Lines of data
========================================================================

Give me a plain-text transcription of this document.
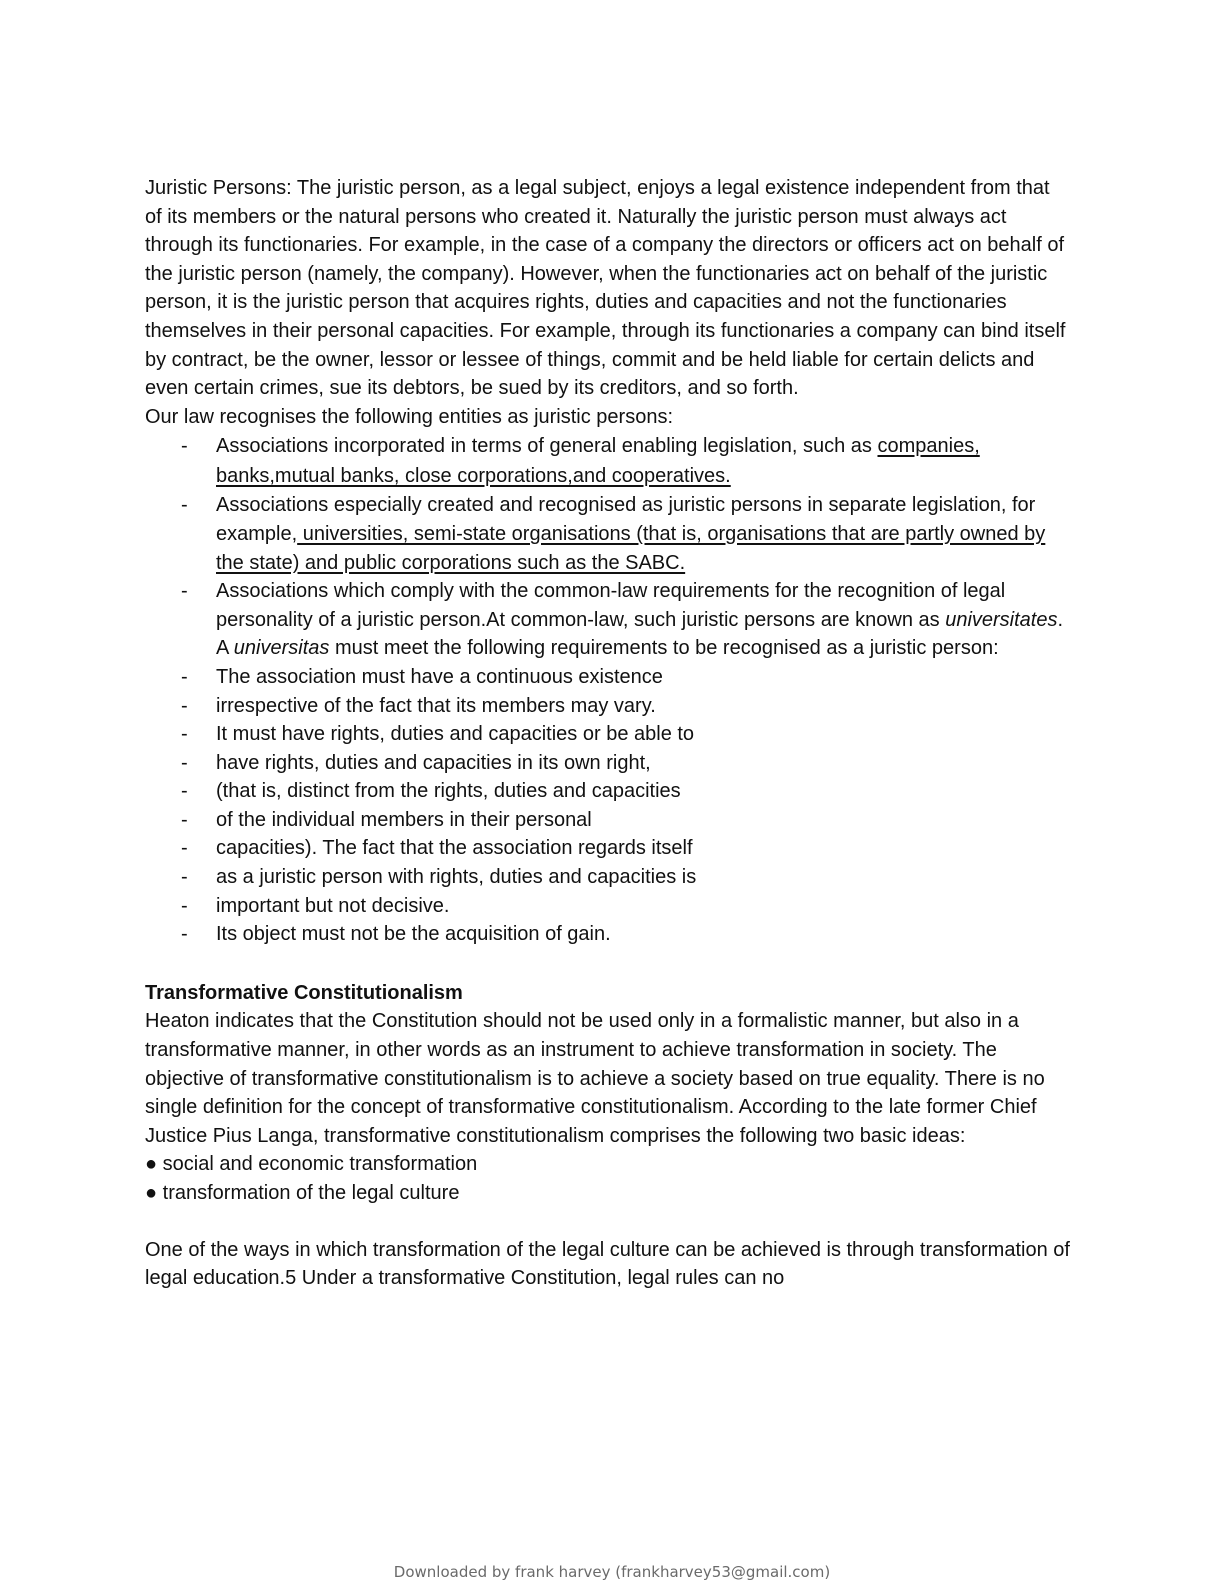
Juristic Persons: The juristic person, as a legal subject, enjoys a legal existence independent from that of its members or the natural persons who created it. Naturally the juristic person must always act through its functionaries. For example, in the case of a company the directors or officers act on behalf of the juristic person (namely, the company). However, when the functionaries act on behalf of the juristic person, it is the juristic person that acquires rights, duties and capacities and not the functionaries themselves in their personal capacities. For example, through its functionaries a company can bind itself by contract, be the owner, lessor or lessee of things, commit and be held liable for certain delicts and even certain crimes, sue its debtors, be sued by its creditors, and so forth.

Our law recognises the following entities as juristic persons:

- Associations incorporated in terms of general enabling legislation, such as companies, banks,mutual banks, close corporations,and cooperatives.
- Associations especially created and recognised as juristic persons in separate legislation, for example, universities, semi-state organisations (that is, organisations that are partly owned by the state) and public corporations such as the SABC.
- Associations which comply with the common-law requirements for the recognition of legal personality of a juristic person.At common-law, such juristic persons are known as universitates. A universitas must meet the following requirements to be recognised as a juristic person:
- The association must have a continuous existence
- irrespective of the fact that its members may vary.
- It must have rights, duties and capacities or be able to
- have rights, duties and capacities in its own right,
- (that is, distinct from the rights, duties and capacities
- of the individual members in their personal
- capacities). The fact that the association regards itself
- as a juristic person with rights, duties and capacities is
- important but not decisive.
- Its object must not be the acquisition of gain.
Transformative Constitutionalism

Heaton indicates that the Constitution should not be used only in a formalistic manner, but also in a transformative manner, in other words as an instrument to achieve transformation in society. The objective of transformative constitutionalism is to achieve a society based on true equality. There is no single definition for the concept of transformative constitutionalism. According to the late former Chief Justice Pius Langa, transformative constitutionalism comprises the following two basic ideas:

● social and economic transformation
● transformation of the legal culture

One of the ways in which transformation of the legal culture can be achieved is through transformation of legal education.5 Under a transformative Constitution, legal rules can no

Downloaded by frank harvey (frankharvey53@gmail.com)
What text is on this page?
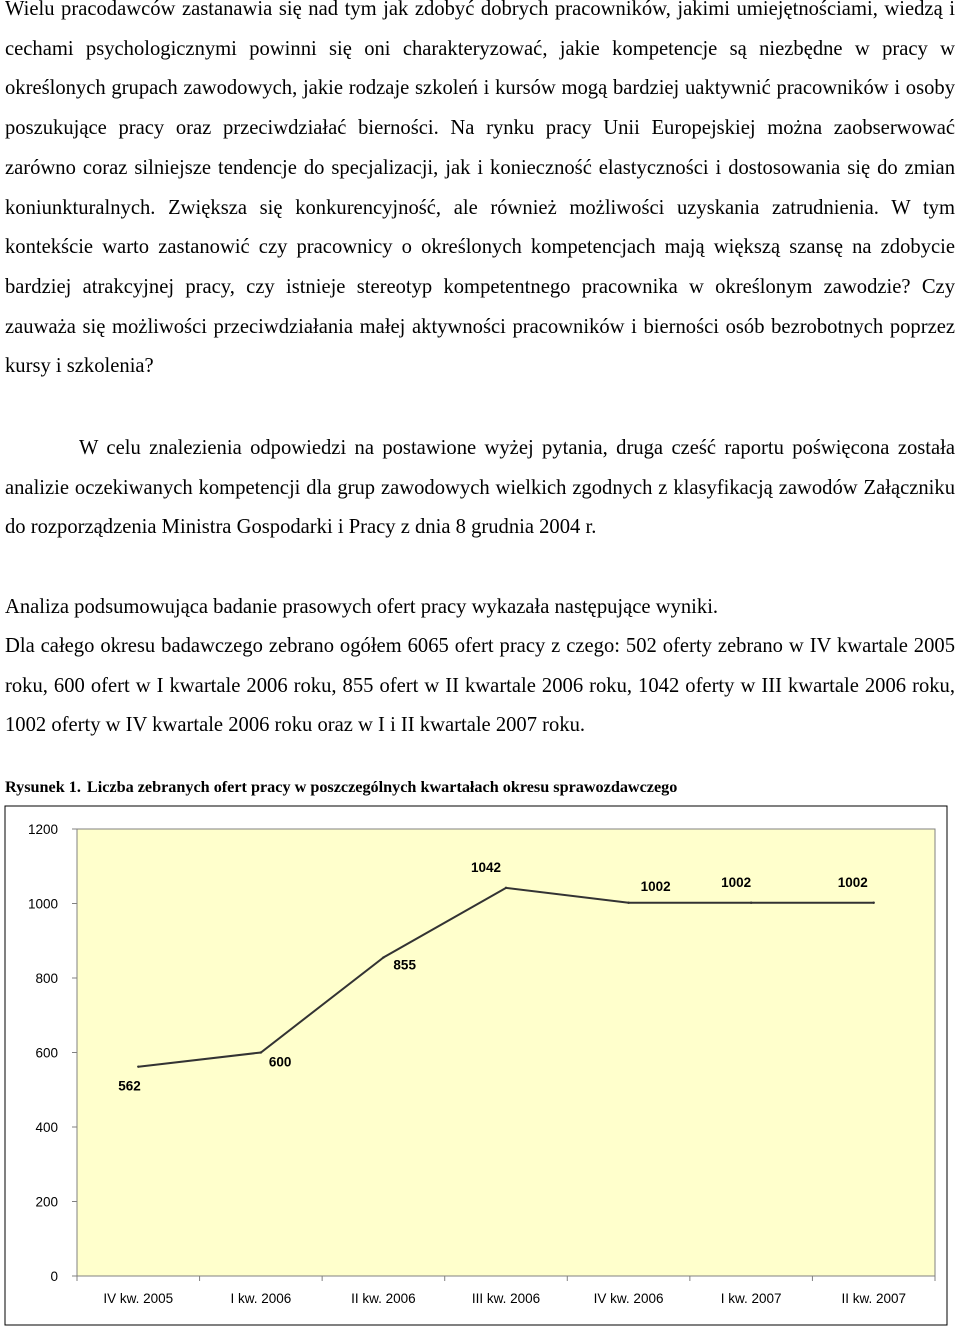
Wielu pracodawców zastanawia się nad tym jak zdobyć dobrych pracowników, jakimi umiejętnościami, wiedzą i cechami psychologicznymi powinni się oni charakteryzować, jakie kompetencje są niezbędne w pracy w określonych grupach zawodowych, jakie rodzaje szkoleń i kursów mogą bardziej uaktywnić pracowników i osoby poszukujące pracy oraz przeciwdziałać bierności. Na rynku pracy Unii Europejskiej można zaobserwować zarówno coraz silniejsze tendencje do specjalizacji, jak i konieczność elastyczności i dostosowania się do zmian koniunkturalnych. Zwiększa się konkurencyjność, ale również możliwości uzyskania zatrudnienia. W tym kontekście warto zastanowić czy pracownicy o określonych kompetencjach mają większą szansę na zdobycie bardziej atrakcyjnej pracy, czy istnieje stereotyp kompetentnego pracownika w określonym zawodzie? Czy zauważa się możliwości przeciwdziałania małej aktywności pracowników i bierności osób bezrobotnych poprzez kursy i szkolenia?

W celu znalezienia odpowiedzi na postawione wyżej pytania, druga cześć raportu poświęcona została analizie oczekiwanych kompetencji dla grup zawodowych wielkich zgodnych z klasyfikacją zawodów Załączniku do rozporządzenia Ministra Gospodarki i Pracy z dnia 8 grudnia 2004 r.

Analiza podsumowująca badanie prasowych ofert pracy wykazała następujące wyniki.

Dla całego okresu badawczego zebrano ogółem 6065 ofert pracy z czego: 502 oferty zebrano w IV kwartale 2005 roku, 600 ofert w I kwartale 2006 roku, 855 ofert w II kwartale 2006 roku, 1042 oferty w III kwartale 2006 roku, 1002 oferty w IV kwartale 2006 roku oraz w I i II kwartale 2007 roku.

Rysunek 1. Liczba zebranych ofert pracy w poszczególnych kwartałach okresu sprawozdawczego
0
200
400
600
800
1000
1200
IV kw. 2005	I kw. 2006	II kw. 2006	III kw. 2006	IV kw. 2006	I kw. 2007	II kw. 2007
562
600
855
1042
1002	1002	1002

========================================================================

● GIVEN PROBLEM: Write out every line of the listing that holds the word "through".

● OUTPUT FOR THIS TASK:
Juristic Persons: The juristic person, as a legal subject, enjoys a legal existence independent from that of its members or the natural persons who created it. Naturally the juristic person must always act through its functionaries. For example, in the case of a company the directors or officers act on behalf of the juristic person (namely, the company). However, when the functionaries act on behalf of the juristic person, it is the juristic person that acquires rights, duties and capacities and not the functionaries themselves in their personal capacities. For example, through its functionaries a company can bind itself by contract, be the owner, lessor or lessee of things, commit and be held liable for certain delicts and even certain crimes, sue its debtors, be sued by its creditors, and so forth.
One of the ways in which transformation of the legal culture can be achieved is through transformation of legal education.5 Under a transformative Constitution, legal rules can no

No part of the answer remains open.